Objective
Look through the entries and report how many lines include the word "facing". Give the number alone.

Task material
..........

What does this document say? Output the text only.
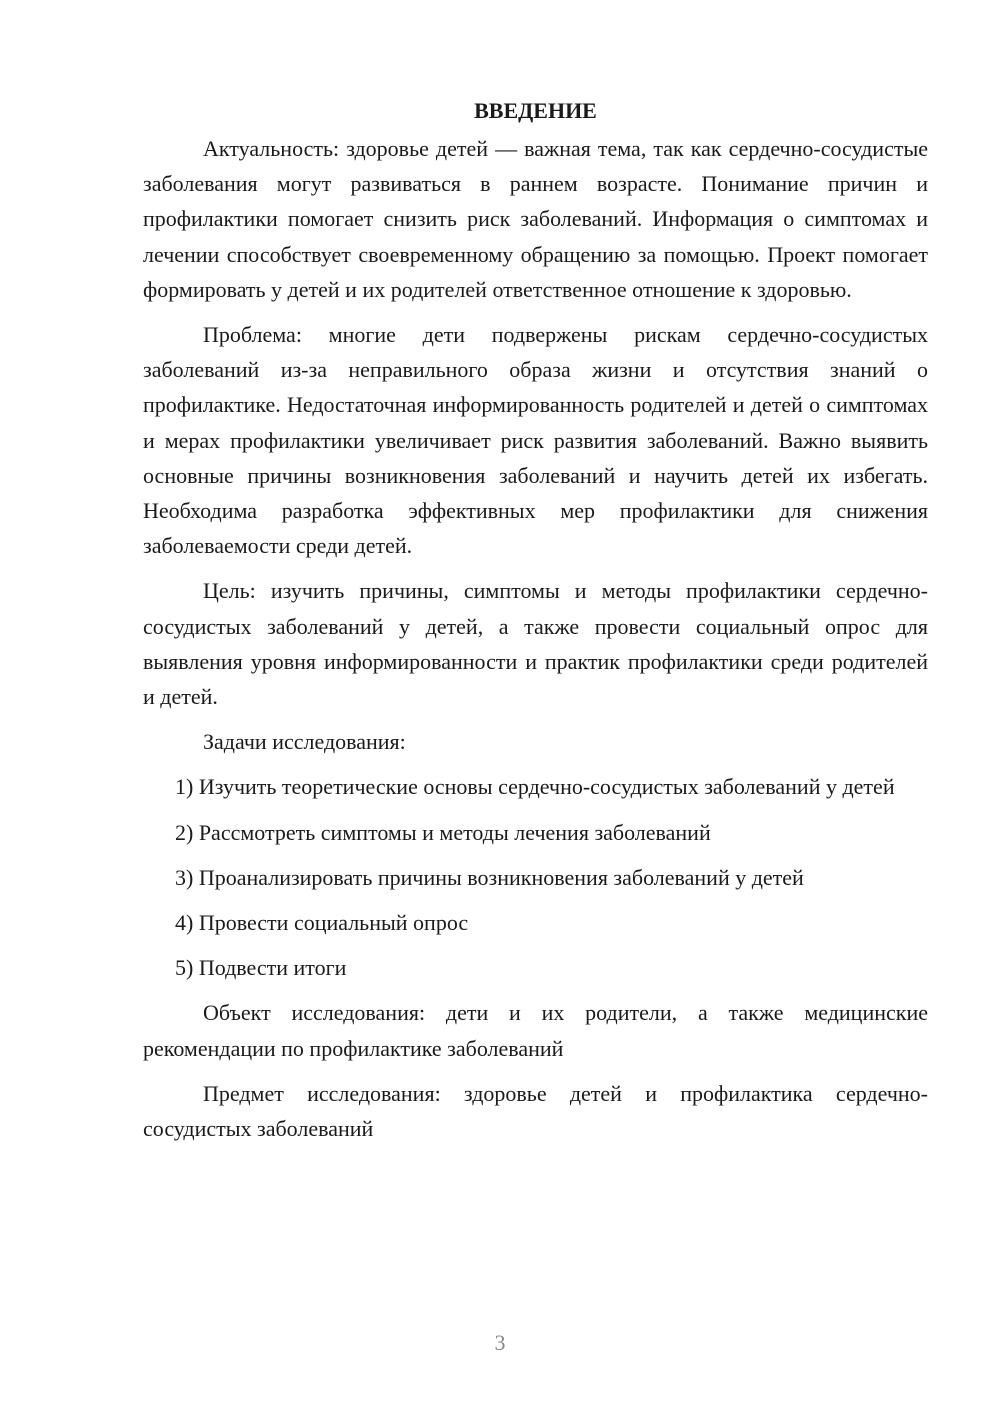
ВВЕДЕНИЕ

Актуальность: здоровье детей — важная тема, так как сердечно-сосудистые заболевания могут развиваться в раннем возрасте. Понимание причин и профилактики помогает снизить риск заболеваний. Информация о симптомах и лечении способствует своевременному обращению за помощью. Проект помогает формировать у детей и их родителей ответственное отношение к здоровью.

Проблема: многие дети подвержены рискам сердечно-сосудистых заболеваний из-за неправильного образа жизни и отсутствия знаний о профилактике. Недостаточная информированность родителей и детей о симптомах и мерах профилактики увеличивает риск развития заболеваний. Важно выявить основные причины возникновения заболеваний и научить детей их избегать. Необходима разработка эффективных мер профилактики для снижения заболеваемости среди детей.

Цель: изучить причины, симптомы и методы профилактики сердечно-сосудистых заболеваний у детей, а также провести социальный опрос для выявления уровня информированности и практик профилактики среди родителей и детей.

Задачи исследования:

1) Изучить теоретические основы сердечно-сосудистых заболеваний у детей

2) Рассмотреть симптомы и методы лечения заболеваний

3) Проанализировать причины возникновения заболеваний у детей

4) Провести социальный опрос

5) Подвести итоги

Объект исследования: дети и их родители, а также медицинские рекомендации по профилактике заболеваний

Предмет исследования: здоровье детей и профилактика сердечно-сосудистых заболеваний

3
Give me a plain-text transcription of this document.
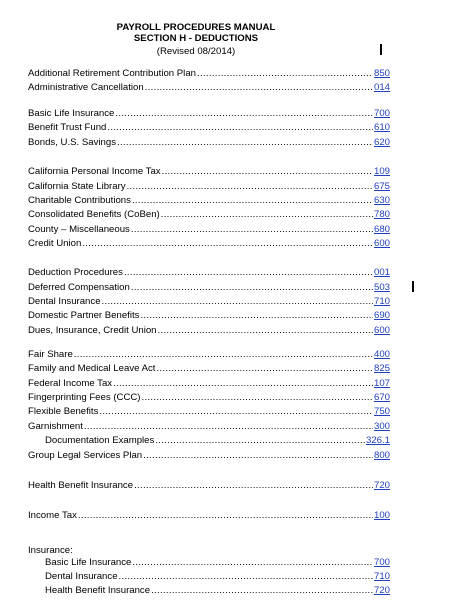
PAYROLL PROCEDURES MANUAL
SECTION H - DEDUCTIONS
(Revised 08/2014)
Additional Retirement Contribution Plan .....	850
Administrative Cancellation .....	014
Basic Life Insurance .....	700
Benefit Trust Fund .....	610
Bonds, U.S. Savings .....	620
California Personal Income Tax .....	109
California State Library .....	675
Charitable Contributions .....	630
Consolidated Benefits (CoBen) .....	780
County – Miscellaneous .....	680
Credit Union .....	600
Deduction Procedures .....	001
Deferred Compensation .....	503
Dental Insurance .....	710
Domestic Partner Benefits .....	690
Dues, Insurance, Credit Union .....	600
Fair Share .....	400
Family and Medical Leave Act .....	825
Federal Income Tax .....	107
Fingerprinting Fees (CCC) .....	670
Flexible Benefits .....	750
Garnishment .....	300
Documentation Examples .....	326.1
Group Legal Services Plan .....	800
Health Benefit Insurance .....	720
Income Tax .....	100
Insurance:
Basic Life Insurance .....	700
Dental Insurance .....	710
Health Benefit Insurance .....	720
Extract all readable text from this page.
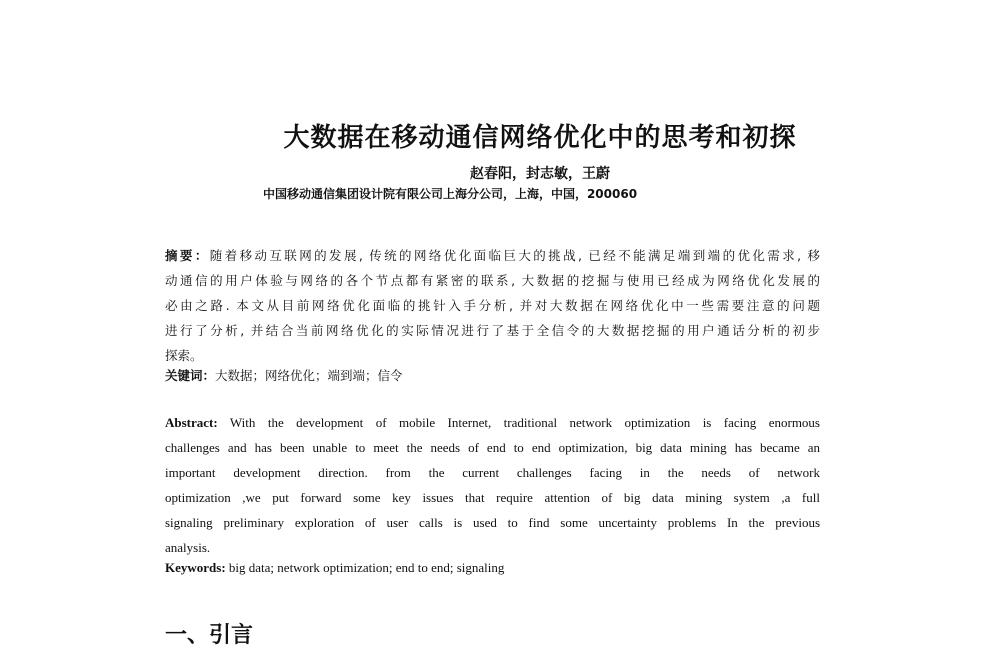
大数据在移动通信网络优化中的思考和初探
赵春阳，封志敏，王蔚
中国移动通信集团设计院有限公司上海分公司，上海，中国，200060
摘要：随着移动互联网的发展, 传统的网络优化面临巨大的挑战, 已经不能满足端到端的优化需求, 移
动通信的用户体验与网络的各个节点都有紧密的联系, 大数据的挖掘与使用已经成为网络优化发展的
必由之路. 本文从目前网络优化面临的挑针入手分析, 并对大数据在网络优化中一些需要注意的问题
进行了分析, 并结合当前网络优化的实际情况进行了基于全信令的大数据挖掘的用户通话分析的初步
探索。
关键词：大数据；网络优化；端到端；信令
Abstract: With the development of mobile Internet, traditional network optimization is facing enormous
challenges and has been unable to meet the needs of end to end optimization, big data mining has became an
important development direction. from the current challenges facing in the needs of network
optimization ,we put forward some key issues that require attention of big data mining system ,a full
signaling preliminary exploration of user calls is used to find some uncertainty problems In the previous
analysis.
Keywords: big data; network optimization; end to end; signaling
一、引言
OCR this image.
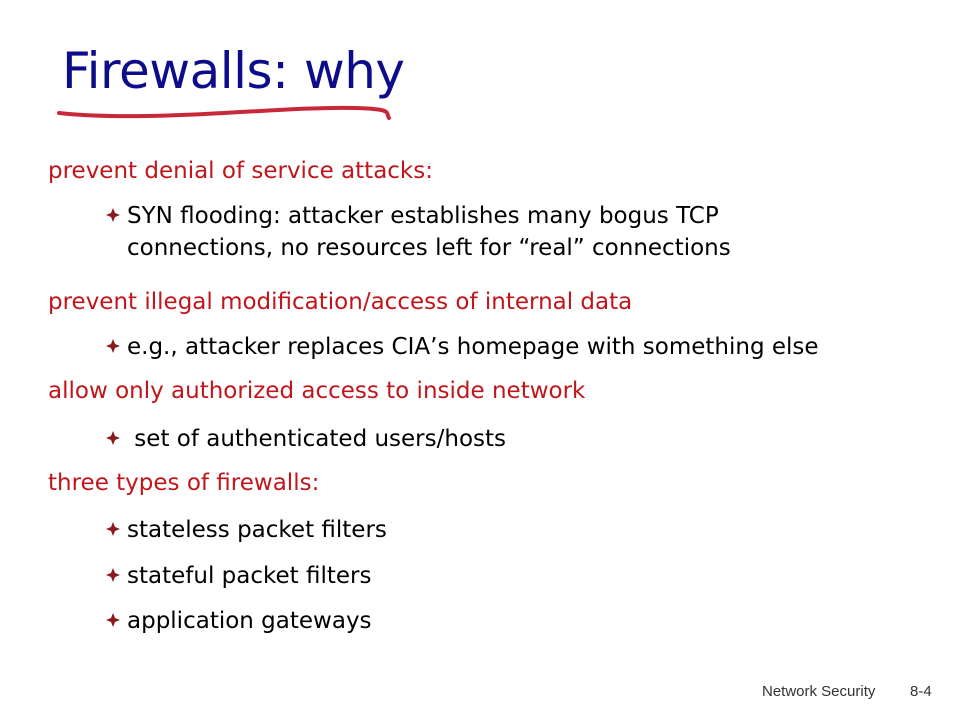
Firewalls: why

prevent denial of service attacks:

SYN flooding: attacker establishes many bogus TCP
connections, no resources left for “real” connections

prevent illegal modification/access of internal data

e.g., attacker replaces CIA’s homepage with something else

allow only authorized access to inside network

set of authenticated users/hosts

three types of firewalls:

stateless packet filters
stateful packet filters
application gateways
Network Security 8-4
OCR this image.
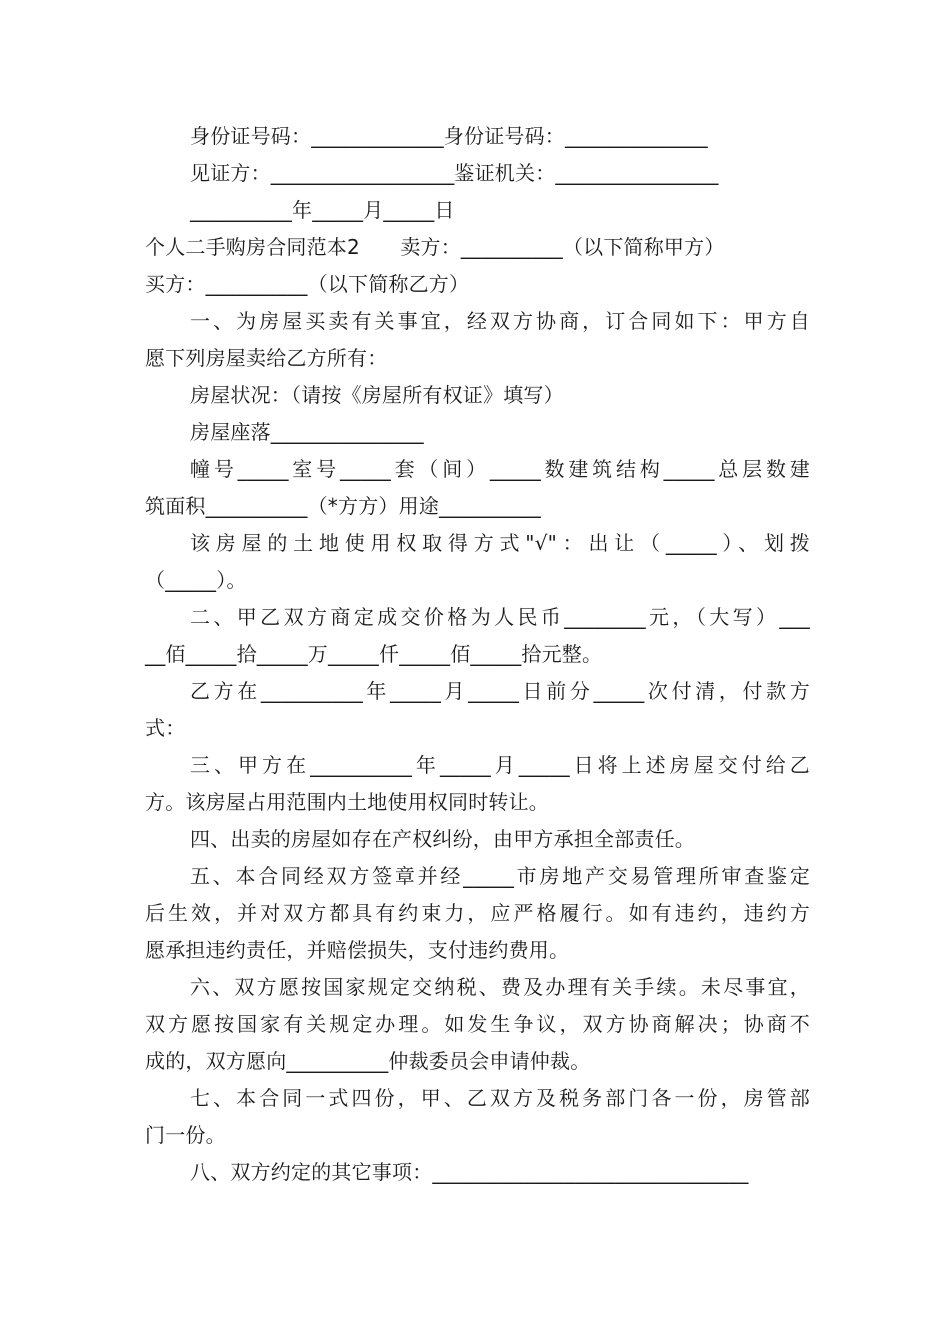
身份证号码：_____________身份证号码：______________
见证方：__________________鉴证机关：________________
__________年_____月_____日
个人二手购房合同范本2　　卖方：__________（以下简称甲方）
买方：__________（以下简称乙方）
一、为房屋买卖有关事宜，经双方协商，订合同如下：甲方自
愿下列房屋卖给乙方所有：
房屋状况：（请按《房屋所有权证》填写）
房屋座落_______________
幢号_____室号_____套（间）_____数建筑结构_____总层数建
筑面积__________（*方方）用途__________
该房屋的土地使用权取得方式"√"：出让（_____）、划拨
（_____）。
二、甲乙双方商定成交价格为人民币________元，（大写）___
__佰_____拾_____万_____仟_____佰_____拾元整。
乙方在__________年_____月_____日前分_____次付清，付款方
式：
三、甲方在__________年_____月_____日将上述房屋交付给乙
方。该房屋占用范围内土地使用权同时转让。
四、出卖的房屋如存在产权纠纷，由甲方承担全部责任。
五、本合同经双方签章并经_____市房地产交易管理所审查鉴定
后生效，并对双方都具有约束力，应严格履行。如有违约，违约方
愿承担违约责任，并赔偿损失，支付违约费用。
六、双方愿按国家规定交纳税、费及办理有关手续。未尽事宜，
双方愿按国家有关规定办理。如发生争议，双方协商解决；协商不
成的，双方愿向__________仲裁委员会申请仲裁。
七、本合同一式四份，甲、乙双方及税务部门各一份，房管部
门一份。
八、双方约定的其它事项：_______________________________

..........

Response below
2